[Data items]
****************

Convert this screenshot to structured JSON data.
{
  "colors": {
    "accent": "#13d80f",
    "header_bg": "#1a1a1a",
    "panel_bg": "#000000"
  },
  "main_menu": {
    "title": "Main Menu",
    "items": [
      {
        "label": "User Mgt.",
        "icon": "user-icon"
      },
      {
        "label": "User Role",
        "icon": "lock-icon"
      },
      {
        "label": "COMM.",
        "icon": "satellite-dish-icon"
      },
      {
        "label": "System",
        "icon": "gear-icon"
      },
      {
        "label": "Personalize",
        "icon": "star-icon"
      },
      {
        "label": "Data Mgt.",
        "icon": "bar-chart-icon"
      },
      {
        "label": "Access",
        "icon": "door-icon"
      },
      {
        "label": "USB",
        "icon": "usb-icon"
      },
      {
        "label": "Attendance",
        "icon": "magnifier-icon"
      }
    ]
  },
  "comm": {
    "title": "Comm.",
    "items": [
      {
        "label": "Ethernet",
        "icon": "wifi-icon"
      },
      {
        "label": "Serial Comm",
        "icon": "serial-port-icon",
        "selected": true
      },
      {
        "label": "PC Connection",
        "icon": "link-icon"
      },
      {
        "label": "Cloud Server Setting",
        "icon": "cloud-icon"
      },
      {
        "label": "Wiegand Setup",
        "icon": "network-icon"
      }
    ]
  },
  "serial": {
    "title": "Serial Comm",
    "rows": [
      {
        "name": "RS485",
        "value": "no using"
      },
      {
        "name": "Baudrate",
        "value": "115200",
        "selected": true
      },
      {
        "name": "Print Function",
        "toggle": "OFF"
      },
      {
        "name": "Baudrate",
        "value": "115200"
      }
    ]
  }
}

****************

Reproduce the records above exactly.

Convert this screenshot to structured JSON data.
{
  "colors": {
    "accent": "#13d80f",
    "header_bg": "#1a1a1a",
    "panel_bg": "#000000"
  },
  "main_menu": {
    "title": "Main Menu",
    "items": [
      {
        "label": "User Mgt.",
        "icon": "user-icon"
      },
      {
        "label": "User Role",
        "icon": "lock-icon"
      },
      {
        "label": "COMM.",
        "icon": "satellite-dish-icon"
      },
      {
        "label": "System",
        "icon": "gear-icon"
      },
      {
        "label": "Personalize",
        "icon": "star-icon"
      },
      {
        "label": "Data Mgt.",
        "icon": "bar-chart-icon"
      },
      {
        "label": "Access",
        "icon": "door-icon"
      },
      {
        "label": "USB",
        "icon": "usb-icon"
      },
      {
        "label": "Attendance",
        "icon": "magnifier-icon"
      }
    ]
  },
  "comm": {
    "title": "Comm.",
    "items": [
      {
        "label": "Ethernet",
        "icon": "wifi-icon"
      },
      {
        "label": "Serial Comm",
        "icon": "serial-port-icon",
        "selected": true
      },
      {
        "label": "PC Connection",
        "icon": "link-icon"
      },
      {
        "label": "Cloud Server Setting",
        "icon": "cloud-icon"
      },
      {
        "label": "Wiegand Setup",
        "icon": "network-icon"
      }
    ]
  },
  "serial": {
    "title": "Serial Comm",
    "rows": [
      {
        "name": "RS485",
        "value": "no using"
      },
      {
        "name": "Baudrate",
        "value": "115200",
        "selected": true
      },
      {
        "name": "Print Function",
        "toggle": "OFF"
      },
      {
        "name": "Baudrate",
        "value": "115200"
      }
    ]
  }
}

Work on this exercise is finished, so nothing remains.